● **WRITTEN TASK**
Find every line below that contains the word "this" and copy it out.

[Entries taken from a collection]
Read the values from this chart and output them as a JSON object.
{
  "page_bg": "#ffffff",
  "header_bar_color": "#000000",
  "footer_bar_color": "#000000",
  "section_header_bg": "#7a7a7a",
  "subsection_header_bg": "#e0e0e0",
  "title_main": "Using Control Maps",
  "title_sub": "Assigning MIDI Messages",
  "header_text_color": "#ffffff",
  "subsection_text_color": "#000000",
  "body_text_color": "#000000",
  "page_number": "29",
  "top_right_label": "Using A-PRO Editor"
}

==

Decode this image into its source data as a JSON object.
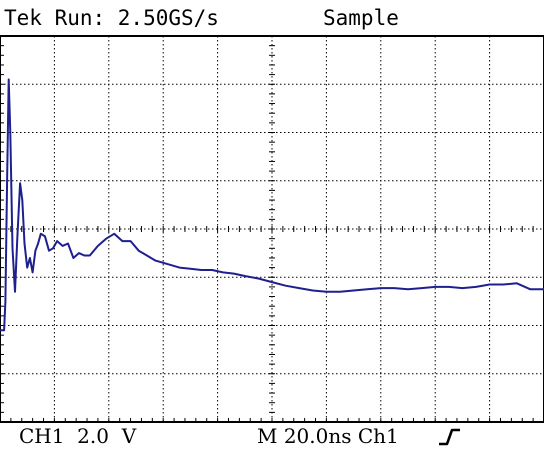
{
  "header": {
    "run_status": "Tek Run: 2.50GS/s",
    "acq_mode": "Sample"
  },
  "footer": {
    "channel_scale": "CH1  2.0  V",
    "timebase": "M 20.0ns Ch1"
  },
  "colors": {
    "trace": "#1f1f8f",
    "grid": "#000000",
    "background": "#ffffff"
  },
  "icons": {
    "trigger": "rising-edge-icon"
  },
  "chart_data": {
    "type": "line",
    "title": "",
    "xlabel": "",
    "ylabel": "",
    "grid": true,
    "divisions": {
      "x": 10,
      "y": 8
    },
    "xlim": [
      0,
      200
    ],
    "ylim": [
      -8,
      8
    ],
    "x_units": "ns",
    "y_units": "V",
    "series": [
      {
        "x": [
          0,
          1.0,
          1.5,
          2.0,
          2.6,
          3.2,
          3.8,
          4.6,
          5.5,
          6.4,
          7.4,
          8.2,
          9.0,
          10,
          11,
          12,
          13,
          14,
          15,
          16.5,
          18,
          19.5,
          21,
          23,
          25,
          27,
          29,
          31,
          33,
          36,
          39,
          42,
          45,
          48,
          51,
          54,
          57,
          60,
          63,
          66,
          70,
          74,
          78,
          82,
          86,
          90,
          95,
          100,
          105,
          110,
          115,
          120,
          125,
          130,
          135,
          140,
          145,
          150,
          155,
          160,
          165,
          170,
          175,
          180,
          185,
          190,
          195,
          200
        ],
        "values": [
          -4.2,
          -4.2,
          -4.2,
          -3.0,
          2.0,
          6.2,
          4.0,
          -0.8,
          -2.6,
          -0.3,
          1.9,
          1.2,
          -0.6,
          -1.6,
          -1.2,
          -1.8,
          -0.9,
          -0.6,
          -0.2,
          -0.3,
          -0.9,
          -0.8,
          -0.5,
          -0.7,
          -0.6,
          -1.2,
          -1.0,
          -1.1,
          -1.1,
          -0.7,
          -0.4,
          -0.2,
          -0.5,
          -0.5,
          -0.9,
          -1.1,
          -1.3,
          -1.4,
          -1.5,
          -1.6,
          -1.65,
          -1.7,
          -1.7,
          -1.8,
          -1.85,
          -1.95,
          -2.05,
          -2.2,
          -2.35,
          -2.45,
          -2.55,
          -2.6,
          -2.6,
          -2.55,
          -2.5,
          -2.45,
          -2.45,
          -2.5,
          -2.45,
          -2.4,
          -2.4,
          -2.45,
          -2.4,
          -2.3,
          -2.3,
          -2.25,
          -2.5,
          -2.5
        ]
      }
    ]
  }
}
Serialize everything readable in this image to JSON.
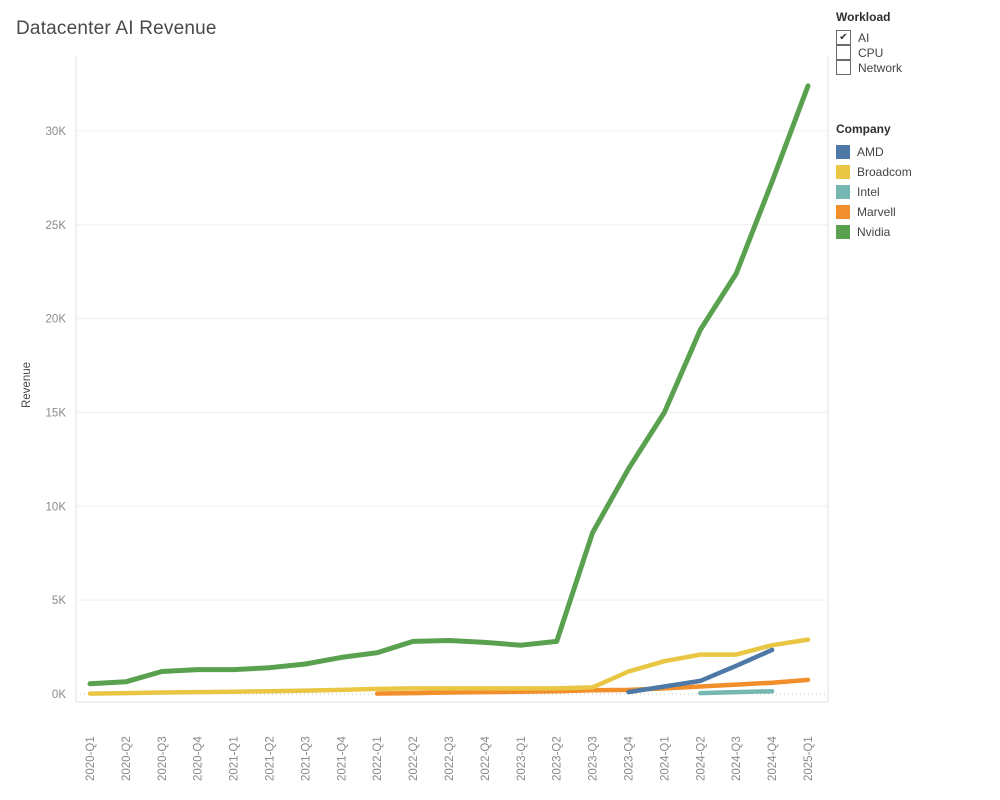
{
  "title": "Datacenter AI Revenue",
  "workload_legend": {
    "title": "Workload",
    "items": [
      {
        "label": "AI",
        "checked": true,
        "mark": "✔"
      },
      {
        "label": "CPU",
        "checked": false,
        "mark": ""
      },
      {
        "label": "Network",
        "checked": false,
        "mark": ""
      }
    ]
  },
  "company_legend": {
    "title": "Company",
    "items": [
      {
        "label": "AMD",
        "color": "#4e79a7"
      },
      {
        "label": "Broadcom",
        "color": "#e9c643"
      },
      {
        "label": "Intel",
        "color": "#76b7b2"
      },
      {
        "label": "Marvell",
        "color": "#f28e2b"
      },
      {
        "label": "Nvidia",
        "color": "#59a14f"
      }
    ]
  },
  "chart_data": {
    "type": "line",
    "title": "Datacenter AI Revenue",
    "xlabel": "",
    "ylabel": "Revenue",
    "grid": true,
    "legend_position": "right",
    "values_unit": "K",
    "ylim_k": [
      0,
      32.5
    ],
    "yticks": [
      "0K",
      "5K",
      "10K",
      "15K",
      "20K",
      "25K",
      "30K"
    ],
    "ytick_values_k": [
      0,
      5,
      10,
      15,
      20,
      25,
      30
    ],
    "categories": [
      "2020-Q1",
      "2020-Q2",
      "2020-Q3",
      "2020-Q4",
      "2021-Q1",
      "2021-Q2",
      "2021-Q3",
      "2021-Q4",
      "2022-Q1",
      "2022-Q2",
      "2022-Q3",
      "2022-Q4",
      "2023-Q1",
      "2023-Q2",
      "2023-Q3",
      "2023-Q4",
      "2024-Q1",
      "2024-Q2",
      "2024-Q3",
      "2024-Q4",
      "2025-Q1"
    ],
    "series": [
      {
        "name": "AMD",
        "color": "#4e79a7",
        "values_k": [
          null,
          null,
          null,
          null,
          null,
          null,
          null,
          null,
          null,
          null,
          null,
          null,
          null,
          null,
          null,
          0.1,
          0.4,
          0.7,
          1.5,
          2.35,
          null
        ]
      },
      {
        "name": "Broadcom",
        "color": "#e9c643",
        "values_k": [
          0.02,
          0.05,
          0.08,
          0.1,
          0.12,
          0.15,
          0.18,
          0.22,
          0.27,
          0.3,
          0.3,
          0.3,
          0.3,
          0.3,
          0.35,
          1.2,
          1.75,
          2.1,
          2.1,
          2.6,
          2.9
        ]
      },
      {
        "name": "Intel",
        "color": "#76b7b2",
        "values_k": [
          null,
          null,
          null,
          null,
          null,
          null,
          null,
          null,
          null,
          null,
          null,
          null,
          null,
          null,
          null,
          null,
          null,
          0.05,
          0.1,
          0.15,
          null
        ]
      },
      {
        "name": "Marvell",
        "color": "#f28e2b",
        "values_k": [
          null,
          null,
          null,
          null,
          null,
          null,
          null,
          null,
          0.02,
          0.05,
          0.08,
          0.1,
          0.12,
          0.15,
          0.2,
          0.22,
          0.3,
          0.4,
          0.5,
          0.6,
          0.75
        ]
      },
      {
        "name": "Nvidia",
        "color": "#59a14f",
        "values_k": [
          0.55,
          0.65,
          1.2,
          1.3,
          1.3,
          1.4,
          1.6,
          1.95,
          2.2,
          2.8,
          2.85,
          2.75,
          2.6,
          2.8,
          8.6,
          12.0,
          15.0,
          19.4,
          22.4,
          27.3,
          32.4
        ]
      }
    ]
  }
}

● **WRITTEN ANSWER**
Read the values from this chart and output them as a JSON object.
Decode this image into its source data as a JSON object.
Serialize everything readable in this image to JSON.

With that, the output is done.